What the task asks: Restate the whole of the material. Keep every word, and drop the pictures.

Extracted entries:
════

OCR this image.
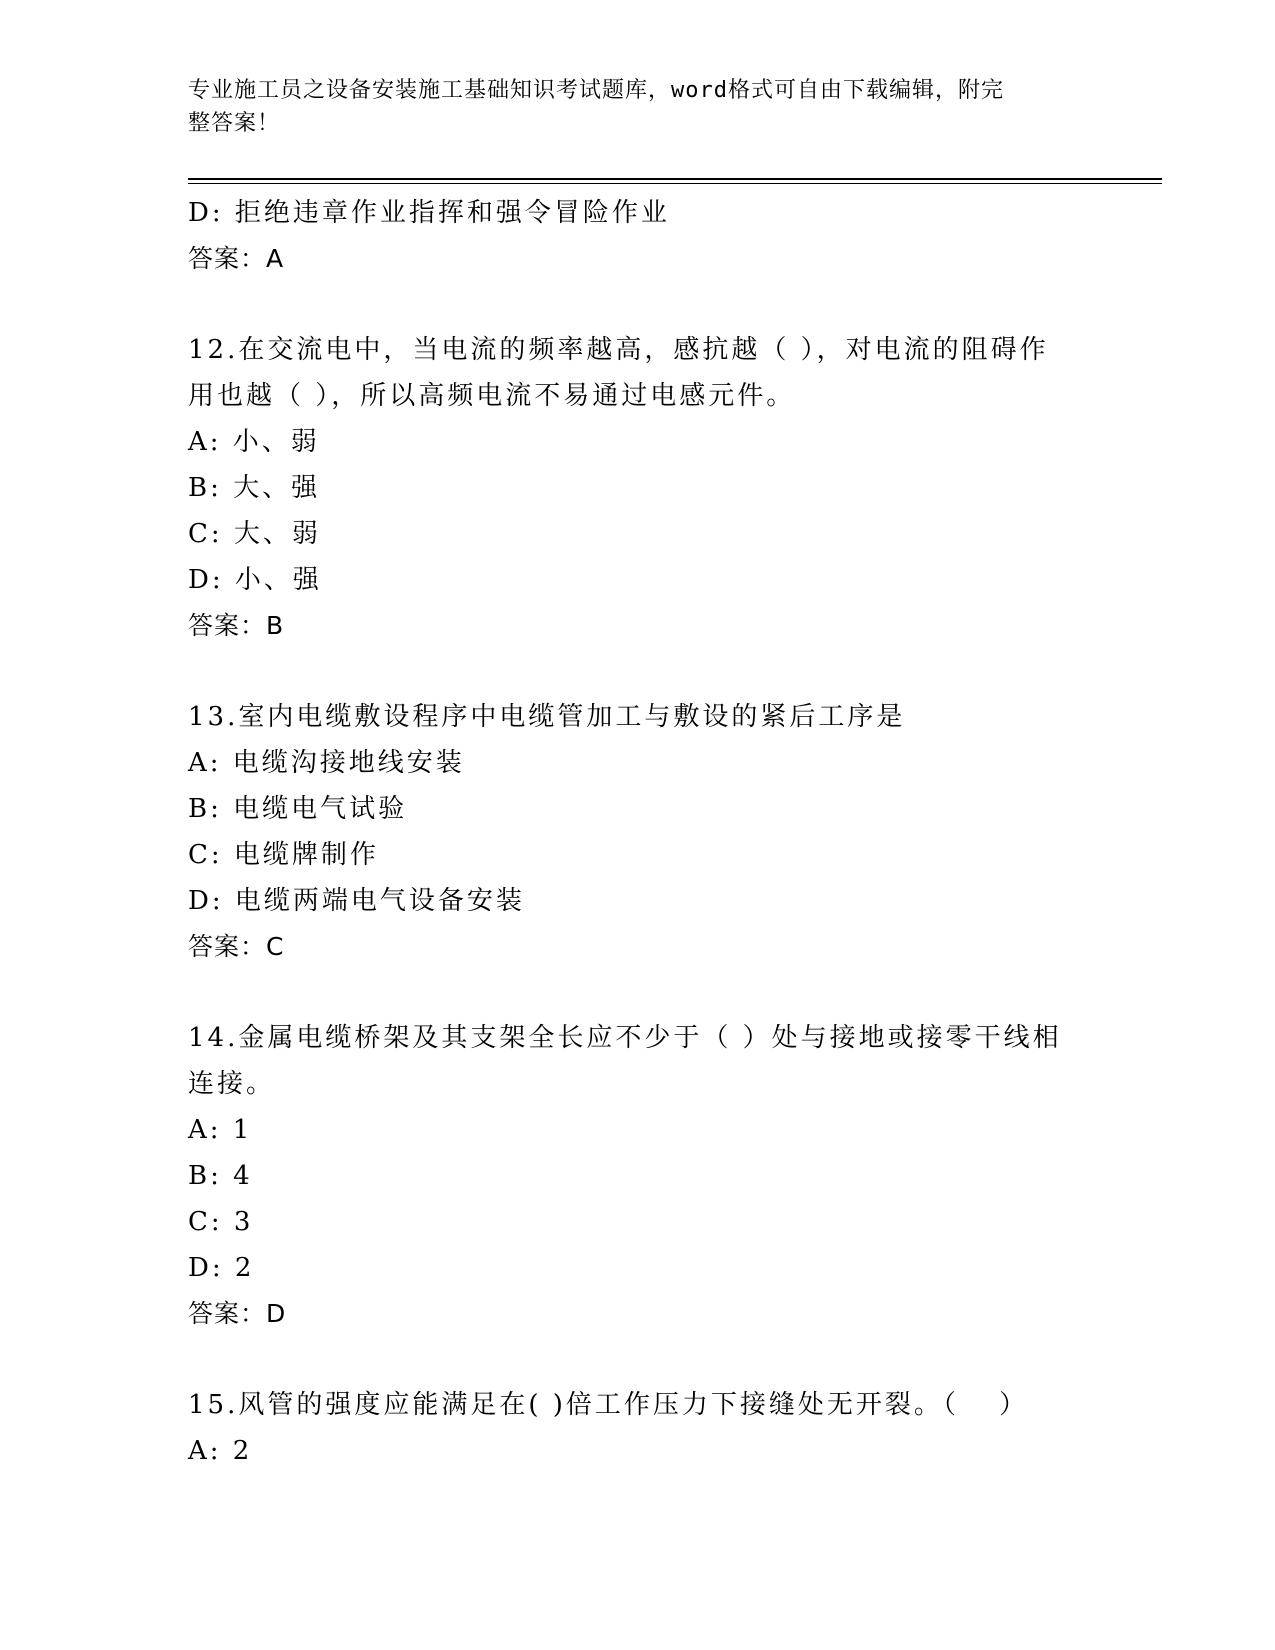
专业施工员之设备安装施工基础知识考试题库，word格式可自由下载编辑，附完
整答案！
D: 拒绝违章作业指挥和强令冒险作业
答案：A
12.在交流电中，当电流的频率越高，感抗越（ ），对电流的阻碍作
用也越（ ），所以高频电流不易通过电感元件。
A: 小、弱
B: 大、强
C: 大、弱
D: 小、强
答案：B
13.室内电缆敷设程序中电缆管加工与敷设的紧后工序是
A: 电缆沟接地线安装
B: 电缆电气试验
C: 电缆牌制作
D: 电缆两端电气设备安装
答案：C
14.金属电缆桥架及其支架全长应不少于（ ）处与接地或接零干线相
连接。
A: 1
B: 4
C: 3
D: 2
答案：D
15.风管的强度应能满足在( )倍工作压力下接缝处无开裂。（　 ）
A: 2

════

Task solution:
OCR this image.
专业施工员之设备安装施工基础知识考试题库，word格式可自由下载编辑，附完
整答案！
D: 拒绝违章作业指挥和强令冒险作业
答案：A
12.在交流电中，当电流的频率越高，感抗越（ ），对电流的阻碍作
用也越（ ），所以高频电流不易通过电感元件。
A: 小、弱
B: 大、强
C: 大、弱
D: 小、强
答案：B
13.室内电缆敷设程序中电缆管加工与敷设的紧后工序是
A: 电缆沟接地线安装
B: 电缆电气试验
C: 电缆牌制作
D: 电缆两端电气设备安装
答案：C
14.金属电缆桥架及其支架全长应不少于（ ）处与接地或接零干线相
连接。
A: 1
B: 4
C: 3
D: 2
答案：D
15.风管的强度应能满足在( )倍工作压力下接缝处无开裂。（　 ）
A: 2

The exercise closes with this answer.